▶ _Task_:
Write the material out again in full, exactly.

— start of Task data —

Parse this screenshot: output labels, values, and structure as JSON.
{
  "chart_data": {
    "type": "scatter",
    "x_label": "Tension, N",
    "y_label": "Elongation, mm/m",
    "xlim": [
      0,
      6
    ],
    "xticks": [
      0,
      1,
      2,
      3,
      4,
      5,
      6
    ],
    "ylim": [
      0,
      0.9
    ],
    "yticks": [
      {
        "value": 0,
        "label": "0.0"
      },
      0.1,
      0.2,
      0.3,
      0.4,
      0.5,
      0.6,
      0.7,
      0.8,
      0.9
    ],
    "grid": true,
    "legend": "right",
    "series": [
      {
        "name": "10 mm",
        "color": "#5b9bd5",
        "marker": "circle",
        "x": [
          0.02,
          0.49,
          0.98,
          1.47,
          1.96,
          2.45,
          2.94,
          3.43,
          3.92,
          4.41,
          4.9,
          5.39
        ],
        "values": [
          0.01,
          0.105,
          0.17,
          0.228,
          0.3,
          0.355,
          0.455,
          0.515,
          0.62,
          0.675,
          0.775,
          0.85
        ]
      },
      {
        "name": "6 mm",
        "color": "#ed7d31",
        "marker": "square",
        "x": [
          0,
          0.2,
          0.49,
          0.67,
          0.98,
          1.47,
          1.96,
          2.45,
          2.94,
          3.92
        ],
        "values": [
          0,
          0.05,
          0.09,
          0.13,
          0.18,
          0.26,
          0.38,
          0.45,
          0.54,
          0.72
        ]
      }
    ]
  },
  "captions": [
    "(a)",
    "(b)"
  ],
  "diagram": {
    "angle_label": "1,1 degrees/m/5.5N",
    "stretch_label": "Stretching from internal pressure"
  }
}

— end of Task data —

▶ _Exercise solution_:
Parse this screenshot: output labels, values, and structure as JSON.
{
  "chart_data": {
    "type": "scatter",
    "x_label": "Tension, N",
    "y_label": "Elongation, mm/m",
    "xlim": [
      0,
      6
    ],
    "xticks": [
      0,
      1,
      2,
      3,
      4,
      5,
      6
    ],
    "ylim": [
      0,
      0.9
    ],
    "yticks": [
      {
        "value": 0,
        "label": "0.0"
      },
      0.1,
      0.2,
      0.3,
      0.4,
      0.5,
      0.6,
      0.7,
      0.8,
      0.9
    ],
    "grid": true,
    "legend": "right",
    "series": [
      {
        "name": "10 mm",
        "color": "#5b9bd5",
        "marker": "circle",
        "x": [
          0.02,
          0.49,
          0.98,
          1.47,
          1.96,
          2.45,
          2.94,
          3.43,
          3.92,
          4.41,
          4.9,
          5.39
        ],
        "values": [
          0.01,
          0.105,
          0.17,
          0.228,
          0.3,
          0.355,
          0.455,
          0.515,
          0.62,
          0.675,
          0.775,
          0.85
        ]
      },
      {
        "name": "6 mm",
        "color": "#ed7d31",
        "marker": "square",
        "x": [
          0,
          0.2,
          0.49,
          0.67,
          0.98,
          1.47,
          1.96,
          2.45,
          2.94,
          3.92
        ],
        "values": [
          0,
          0.05,
          0.09,
          0.13,
          0.18,
          0.26,
          0.38,
          0.45,
          0.54,
          0.72
        ]
      }
    ]
  },
  "captions": [
    "(a)",
    "(b)"
  ],
  "diagram": {
    "angle_label": "1,1 degrees/m/5.5N",
    "stretch_label": "Stretching from internal pressure"
  }
}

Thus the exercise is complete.